• _REQUIREMENTS_: Look for the word "date" in the entries below, then copy every line that has it.

• _INPUT FOR THIS TASK_:

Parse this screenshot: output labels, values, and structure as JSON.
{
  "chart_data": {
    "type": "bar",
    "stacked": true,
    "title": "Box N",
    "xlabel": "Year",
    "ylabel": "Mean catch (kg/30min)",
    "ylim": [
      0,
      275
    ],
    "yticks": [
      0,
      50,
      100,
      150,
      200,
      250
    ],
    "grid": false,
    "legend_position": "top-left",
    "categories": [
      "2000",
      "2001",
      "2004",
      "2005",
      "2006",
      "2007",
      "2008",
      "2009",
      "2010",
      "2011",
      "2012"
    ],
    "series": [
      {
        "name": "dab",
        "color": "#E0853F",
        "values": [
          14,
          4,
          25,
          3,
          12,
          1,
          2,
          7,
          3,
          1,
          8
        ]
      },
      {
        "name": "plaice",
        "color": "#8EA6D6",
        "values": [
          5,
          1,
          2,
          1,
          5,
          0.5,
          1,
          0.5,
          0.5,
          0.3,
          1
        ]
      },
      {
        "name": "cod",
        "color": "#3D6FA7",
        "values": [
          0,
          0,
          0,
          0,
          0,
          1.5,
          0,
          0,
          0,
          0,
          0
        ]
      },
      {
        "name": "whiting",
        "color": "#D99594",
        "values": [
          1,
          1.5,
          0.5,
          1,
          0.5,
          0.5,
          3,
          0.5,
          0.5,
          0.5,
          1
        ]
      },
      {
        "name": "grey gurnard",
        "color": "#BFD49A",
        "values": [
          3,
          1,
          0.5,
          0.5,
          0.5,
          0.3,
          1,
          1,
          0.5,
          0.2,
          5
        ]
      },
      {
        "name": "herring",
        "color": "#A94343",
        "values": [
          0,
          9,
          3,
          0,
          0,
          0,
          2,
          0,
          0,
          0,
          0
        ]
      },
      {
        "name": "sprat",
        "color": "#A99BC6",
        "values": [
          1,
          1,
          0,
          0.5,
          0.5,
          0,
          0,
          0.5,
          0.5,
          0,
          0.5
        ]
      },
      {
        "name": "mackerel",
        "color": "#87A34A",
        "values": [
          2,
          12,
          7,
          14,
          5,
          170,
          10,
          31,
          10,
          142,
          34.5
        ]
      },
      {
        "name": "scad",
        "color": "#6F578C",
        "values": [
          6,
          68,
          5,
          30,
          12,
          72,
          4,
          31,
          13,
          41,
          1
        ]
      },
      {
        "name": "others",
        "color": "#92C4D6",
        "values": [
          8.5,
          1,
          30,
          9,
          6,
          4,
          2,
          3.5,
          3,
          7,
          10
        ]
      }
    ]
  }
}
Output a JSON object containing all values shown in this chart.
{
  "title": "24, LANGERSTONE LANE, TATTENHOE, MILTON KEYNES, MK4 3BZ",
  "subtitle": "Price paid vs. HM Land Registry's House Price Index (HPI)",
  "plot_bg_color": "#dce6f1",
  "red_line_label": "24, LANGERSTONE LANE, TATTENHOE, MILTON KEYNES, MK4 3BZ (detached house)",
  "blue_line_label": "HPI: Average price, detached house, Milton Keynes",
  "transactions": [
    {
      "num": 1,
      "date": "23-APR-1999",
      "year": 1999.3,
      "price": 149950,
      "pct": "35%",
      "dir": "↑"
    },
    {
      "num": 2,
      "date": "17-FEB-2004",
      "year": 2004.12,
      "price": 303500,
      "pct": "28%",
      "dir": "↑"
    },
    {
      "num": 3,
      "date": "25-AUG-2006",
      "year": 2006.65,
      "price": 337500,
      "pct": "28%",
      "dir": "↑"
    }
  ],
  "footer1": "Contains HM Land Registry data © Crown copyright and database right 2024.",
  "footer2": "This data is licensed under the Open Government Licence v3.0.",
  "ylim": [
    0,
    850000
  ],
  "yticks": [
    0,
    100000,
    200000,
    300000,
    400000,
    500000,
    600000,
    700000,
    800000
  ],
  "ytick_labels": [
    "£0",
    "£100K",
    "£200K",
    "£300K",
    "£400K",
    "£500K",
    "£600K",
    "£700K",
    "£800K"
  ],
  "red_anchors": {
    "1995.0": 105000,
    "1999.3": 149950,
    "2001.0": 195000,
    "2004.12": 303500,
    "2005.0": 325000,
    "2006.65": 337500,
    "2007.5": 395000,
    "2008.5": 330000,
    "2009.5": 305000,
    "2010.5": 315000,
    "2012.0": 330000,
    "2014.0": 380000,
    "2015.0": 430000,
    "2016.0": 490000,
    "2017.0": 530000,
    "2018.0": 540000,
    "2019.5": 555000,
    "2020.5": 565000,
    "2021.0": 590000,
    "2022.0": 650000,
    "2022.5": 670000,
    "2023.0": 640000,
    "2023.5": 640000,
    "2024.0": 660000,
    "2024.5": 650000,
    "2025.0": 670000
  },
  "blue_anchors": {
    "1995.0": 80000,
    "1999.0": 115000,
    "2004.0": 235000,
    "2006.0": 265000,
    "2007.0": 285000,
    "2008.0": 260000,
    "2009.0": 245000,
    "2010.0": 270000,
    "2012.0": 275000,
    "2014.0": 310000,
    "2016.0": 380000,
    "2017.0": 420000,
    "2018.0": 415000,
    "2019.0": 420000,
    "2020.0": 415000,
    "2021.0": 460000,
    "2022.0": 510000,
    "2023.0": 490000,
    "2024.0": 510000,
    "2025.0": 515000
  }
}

• _RESULT FOR THIS TASK_:
      "date": "23-APR-1999",
      "date": "17-FEB-2004",
      "date": "25-AUG-2006",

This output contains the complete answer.